**DOCUMENT TEXT:**
....................

I HAVE 100 ORGASMS A DAY! - meet people who suffer from this condition


While it may sound to many men like more of a blessing than a curse, Dale Decker claims that his 100 daily orgasms are a hell that has ruined his life.
The 37-year-old, from Wisconsin, developed persistent genital arousal syndrome in September 2012 after slipping a disc in his back while getting out of a chair.
Speaking on ITV’s this morning, the father of two explains: ‘It’s completely changed everything I have ever done. I can’t do anything, I can’t get a job. You have to understand that in America 90 per cent of the jobs are service industry and nobody would ever put me in front of their customers so working is pretty much out of the question.’

Dale’s condition has affected not only his ability to hold down a job but his family life, even occurring during his own father’s funeral
Unable even to do simple things like play baseball with his two sons, Dale feels particularly awkward when it happens around children.
Becoming obviously tearful as he spoke, Dale says: ‘I don’t go around kids. My own children didn’t even know what the word orgasm was until Tuesday when some kids in school had apparently seen the video on YouTube. How do you explain an orgasm to an 11-year-old child?’

The painful pelvic condition has left him housebound and isolated, through the fear of suffering a public orgasm with some even causing him to drop to the floor.


According to medical literature, trauma to the pelvic nerves can trigger hypersensitivity in this area.

Meet Kim Ramsey a Nurse who suffers from Persistent Genital Arousal Disorder (PGAD), an incurable condition which causes her to be spontaneously sexually aroused without sexual desire. 


The 44-year-old’s unusual condition means sitting in a chair, travelling on a train or even doing housework can cause her to climax - sometimes even in public. 
Kim, from Hertfordshire, fell down the stairs and hurt her back in 2001. Eleven years later, doctors discovered that the fall may have caused a Tarlov cyst on her spine at the point where a woman's orgasm originates.
"I've even had one in public, I was travelling home on the train and it was a bit of a bumpy ride.
"Every jerk of the train or vibration made me more aroused and it was a forty minute journey so there was nothing I could do.
"I just had to bite my lip and sit on my hands and hope no-one noticed. I must have looked very awkward.

....................

**THE DATA:**
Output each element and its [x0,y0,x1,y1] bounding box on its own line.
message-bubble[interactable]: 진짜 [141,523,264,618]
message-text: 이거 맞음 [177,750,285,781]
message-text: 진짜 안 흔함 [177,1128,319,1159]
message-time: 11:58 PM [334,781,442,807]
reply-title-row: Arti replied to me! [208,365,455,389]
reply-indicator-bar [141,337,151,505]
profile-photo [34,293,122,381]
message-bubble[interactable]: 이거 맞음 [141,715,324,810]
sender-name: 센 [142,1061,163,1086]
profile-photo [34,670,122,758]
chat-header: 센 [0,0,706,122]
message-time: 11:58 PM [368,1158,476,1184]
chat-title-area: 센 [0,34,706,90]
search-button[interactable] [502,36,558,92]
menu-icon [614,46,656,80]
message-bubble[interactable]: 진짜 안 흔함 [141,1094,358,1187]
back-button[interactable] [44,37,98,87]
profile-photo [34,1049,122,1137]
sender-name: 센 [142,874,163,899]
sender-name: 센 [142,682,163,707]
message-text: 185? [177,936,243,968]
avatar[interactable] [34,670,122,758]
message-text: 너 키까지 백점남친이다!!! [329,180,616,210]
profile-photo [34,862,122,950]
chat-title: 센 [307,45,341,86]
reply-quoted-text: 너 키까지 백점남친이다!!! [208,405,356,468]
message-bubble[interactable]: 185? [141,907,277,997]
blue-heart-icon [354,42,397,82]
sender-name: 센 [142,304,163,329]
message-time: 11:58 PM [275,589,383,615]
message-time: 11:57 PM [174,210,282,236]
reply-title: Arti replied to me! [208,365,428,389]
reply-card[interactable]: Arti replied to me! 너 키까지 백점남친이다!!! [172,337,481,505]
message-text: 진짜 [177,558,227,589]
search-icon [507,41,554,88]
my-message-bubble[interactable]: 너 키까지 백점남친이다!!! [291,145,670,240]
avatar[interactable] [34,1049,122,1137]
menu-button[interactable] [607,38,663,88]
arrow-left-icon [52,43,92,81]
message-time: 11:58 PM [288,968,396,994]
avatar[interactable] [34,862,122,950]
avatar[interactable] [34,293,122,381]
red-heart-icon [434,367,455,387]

....................

**TASKS:**
1 – From the persistent genital arousal article, list the everyday activities that can cause Kim Ramsey to climax.
2 – According to the persistent genital arousal article, what injury led to Dale Decker developing the condition in September 2012?
3 – Continue the persistent genital arousal article after its final sentence, leaving the entries aside.

**ANSWERS TO THIS EXERCISE:**
1 –
- Sitting in a chair
- Travelling on a train
- Doing housework

2 – He slipped a disc in his back while getting out of a chair.

3 –
Kim, who now lives in New Jersey, US, said the condition has left her anxious and she now finds it difficult to go about her daily life because she is worried she will not be able to control the sexual arousal.





Rachel, an Atlanta, Ga. housewife, is very, very careful when she does her laundry. The mother of three experiences continuous, unwanted orgasms -- sometimes for several hours a day -- which can be caused by the most mundane of tasks, like the wash.
"When it goes on the spin cycle, I don't even like to touch it," Rachel said in a Discovery documentary about the condition. "The vibrations can... trigger an episode."
Rachel suffers from a rare and relatively new condition known as persistent sexual arousal syndrome, or persistent genital arousal disorder (PGAD). As she explains in the film, "100 Orgasms A Day", controlling her body's push toward arousal requires around-the-clock effort.
"If I wasn’t controlling it, I don’t even know if I could put a number on it. It would be in the hundreds," she said. 'If I had no self-control, no willpower, I don’t know that I would ever leave the house."
According to Psychology Today, PGAD occurs when a woman's genitals are physically arousedfor hours, days, weeks or longer, but the woman doesn't feel any desire to have sex. The word "distress" is often used to describe a woman's reaction to PGAD.
While Rachel is able to control some of her symptoms, others who have been diagnosed with the condition are not so lucky. For these women, the disorder is anything but pleasurable.